Given entries
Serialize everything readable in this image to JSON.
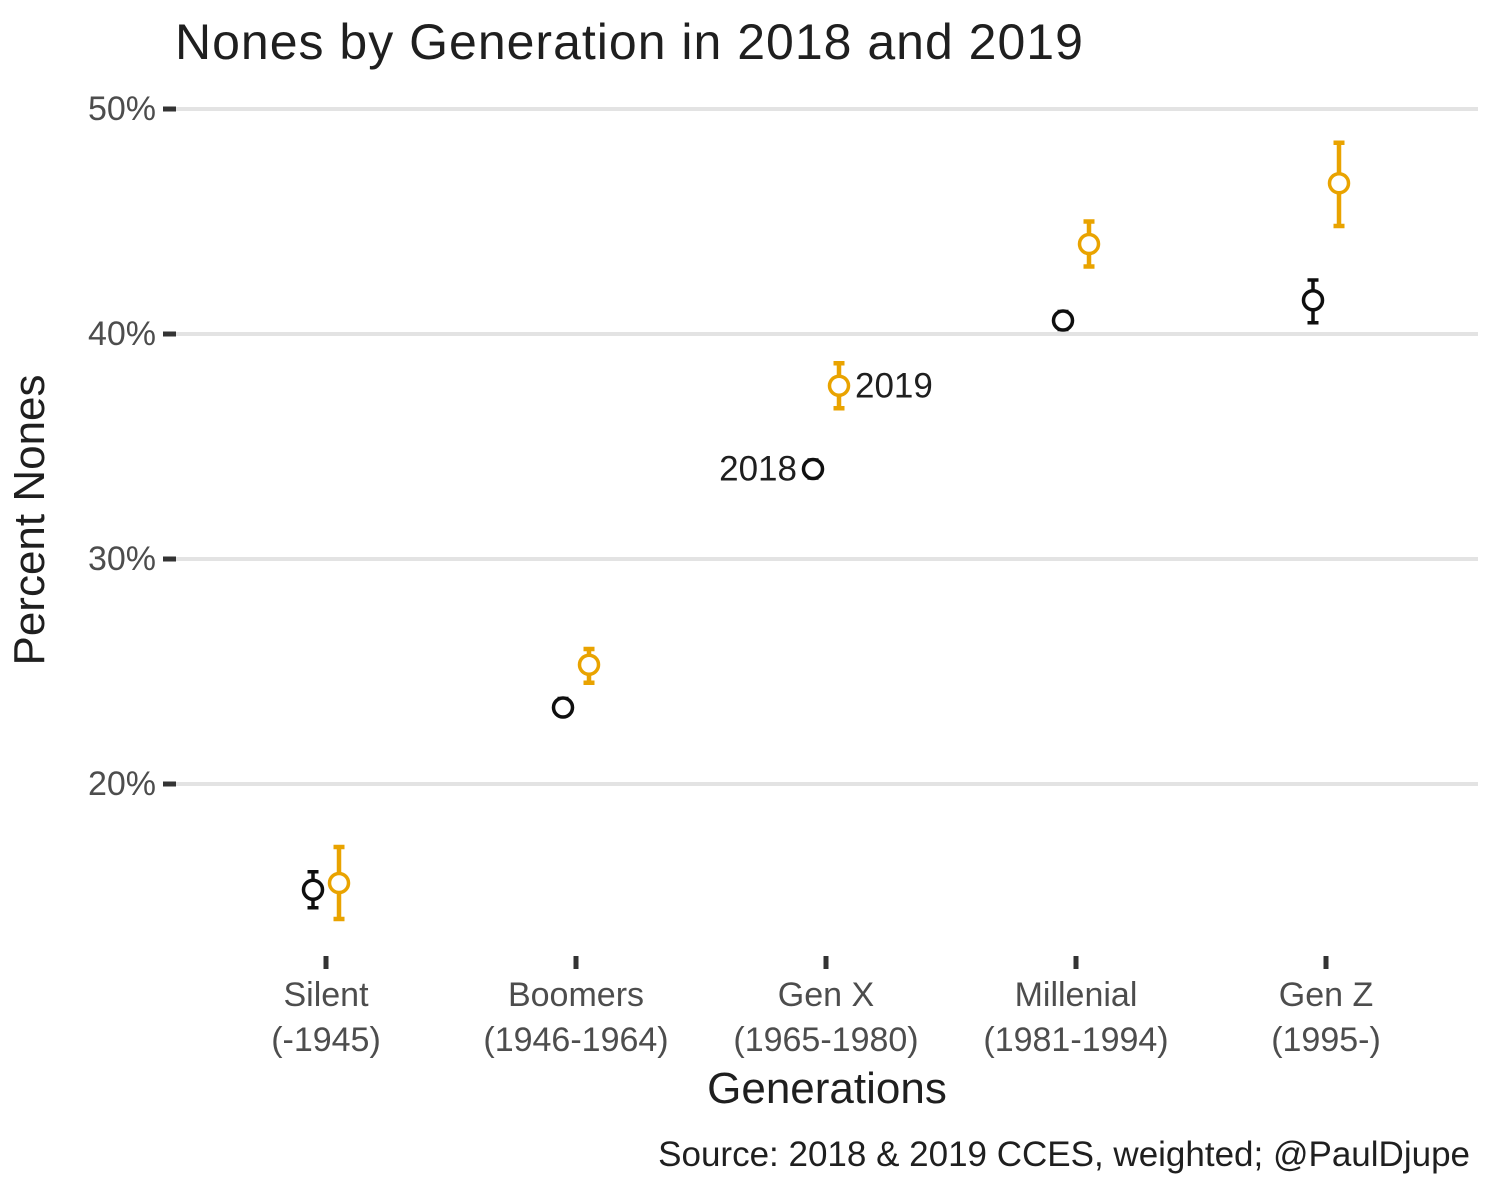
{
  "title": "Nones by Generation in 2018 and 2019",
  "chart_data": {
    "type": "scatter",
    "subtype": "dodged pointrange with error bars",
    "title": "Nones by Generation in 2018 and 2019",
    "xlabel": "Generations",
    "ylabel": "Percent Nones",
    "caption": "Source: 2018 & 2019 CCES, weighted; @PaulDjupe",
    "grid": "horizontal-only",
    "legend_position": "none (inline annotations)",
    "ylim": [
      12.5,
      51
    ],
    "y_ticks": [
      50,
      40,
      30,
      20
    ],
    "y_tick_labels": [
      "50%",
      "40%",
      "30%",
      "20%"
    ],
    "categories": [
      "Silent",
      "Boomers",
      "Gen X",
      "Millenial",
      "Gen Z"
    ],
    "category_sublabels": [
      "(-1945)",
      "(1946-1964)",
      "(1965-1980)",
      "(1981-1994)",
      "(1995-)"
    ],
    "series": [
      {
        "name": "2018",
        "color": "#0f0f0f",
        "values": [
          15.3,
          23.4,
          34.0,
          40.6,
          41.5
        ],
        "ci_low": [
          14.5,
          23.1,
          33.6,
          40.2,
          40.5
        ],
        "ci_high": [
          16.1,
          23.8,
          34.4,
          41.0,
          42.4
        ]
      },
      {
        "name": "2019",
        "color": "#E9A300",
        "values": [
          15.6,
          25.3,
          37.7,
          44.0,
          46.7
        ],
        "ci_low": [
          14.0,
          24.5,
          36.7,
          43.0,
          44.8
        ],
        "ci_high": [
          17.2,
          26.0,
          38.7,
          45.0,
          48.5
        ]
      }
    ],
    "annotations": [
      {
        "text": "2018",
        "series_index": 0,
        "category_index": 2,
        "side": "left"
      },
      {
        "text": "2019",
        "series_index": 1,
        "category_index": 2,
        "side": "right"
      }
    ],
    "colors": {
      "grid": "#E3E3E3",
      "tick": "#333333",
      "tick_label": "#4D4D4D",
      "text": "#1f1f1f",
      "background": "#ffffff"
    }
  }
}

...

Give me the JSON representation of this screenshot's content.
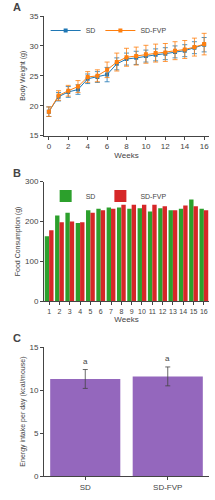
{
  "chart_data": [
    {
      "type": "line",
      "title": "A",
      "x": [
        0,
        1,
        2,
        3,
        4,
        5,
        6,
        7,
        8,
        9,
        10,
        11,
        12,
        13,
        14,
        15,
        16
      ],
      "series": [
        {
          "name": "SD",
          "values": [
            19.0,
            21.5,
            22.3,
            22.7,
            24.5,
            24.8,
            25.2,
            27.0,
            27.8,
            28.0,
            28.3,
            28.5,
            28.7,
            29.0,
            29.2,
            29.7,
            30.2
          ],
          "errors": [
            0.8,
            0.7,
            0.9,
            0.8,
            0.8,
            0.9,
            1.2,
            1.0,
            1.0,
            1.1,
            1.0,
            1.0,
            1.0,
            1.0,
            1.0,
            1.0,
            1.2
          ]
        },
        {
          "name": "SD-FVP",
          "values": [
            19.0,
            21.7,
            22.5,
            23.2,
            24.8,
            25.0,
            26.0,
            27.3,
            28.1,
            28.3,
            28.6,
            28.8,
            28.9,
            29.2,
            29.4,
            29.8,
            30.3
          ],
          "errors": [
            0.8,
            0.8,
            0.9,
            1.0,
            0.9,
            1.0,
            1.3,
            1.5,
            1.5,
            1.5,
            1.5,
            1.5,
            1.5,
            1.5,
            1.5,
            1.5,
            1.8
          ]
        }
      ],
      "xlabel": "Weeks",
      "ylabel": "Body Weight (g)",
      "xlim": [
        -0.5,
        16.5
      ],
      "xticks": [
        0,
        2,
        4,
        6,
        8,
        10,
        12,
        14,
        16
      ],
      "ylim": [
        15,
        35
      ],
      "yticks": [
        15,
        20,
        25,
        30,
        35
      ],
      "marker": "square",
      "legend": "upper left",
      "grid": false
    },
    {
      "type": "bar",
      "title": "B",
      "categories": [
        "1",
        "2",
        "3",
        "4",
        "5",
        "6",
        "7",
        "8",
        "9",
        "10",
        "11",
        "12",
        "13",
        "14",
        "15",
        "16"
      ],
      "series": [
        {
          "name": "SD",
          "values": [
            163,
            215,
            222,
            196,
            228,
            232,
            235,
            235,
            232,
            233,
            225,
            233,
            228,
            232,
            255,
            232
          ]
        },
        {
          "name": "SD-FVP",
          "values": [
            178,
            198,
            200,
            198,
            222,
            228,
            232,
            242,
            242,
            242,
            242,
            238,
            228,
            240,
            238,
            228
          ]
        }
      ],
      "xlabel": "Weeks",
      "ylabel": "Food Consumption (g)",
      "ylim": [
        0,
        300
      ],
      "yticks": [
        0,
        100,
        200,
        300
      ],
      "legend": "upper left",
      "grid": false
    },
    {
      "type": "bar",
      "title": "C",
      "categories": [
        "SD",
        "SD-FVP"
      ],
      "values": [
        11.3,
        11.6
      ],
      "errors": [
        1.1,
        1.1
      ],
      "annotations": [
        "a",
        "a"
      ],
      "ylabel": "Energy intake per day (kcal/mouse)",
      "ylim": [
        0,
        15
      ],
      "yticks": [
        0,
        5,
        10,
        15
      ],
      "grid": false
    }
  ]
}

What you have to do
Report the number of lines that include the string "ylabel"; return nothing but the count.

Response
4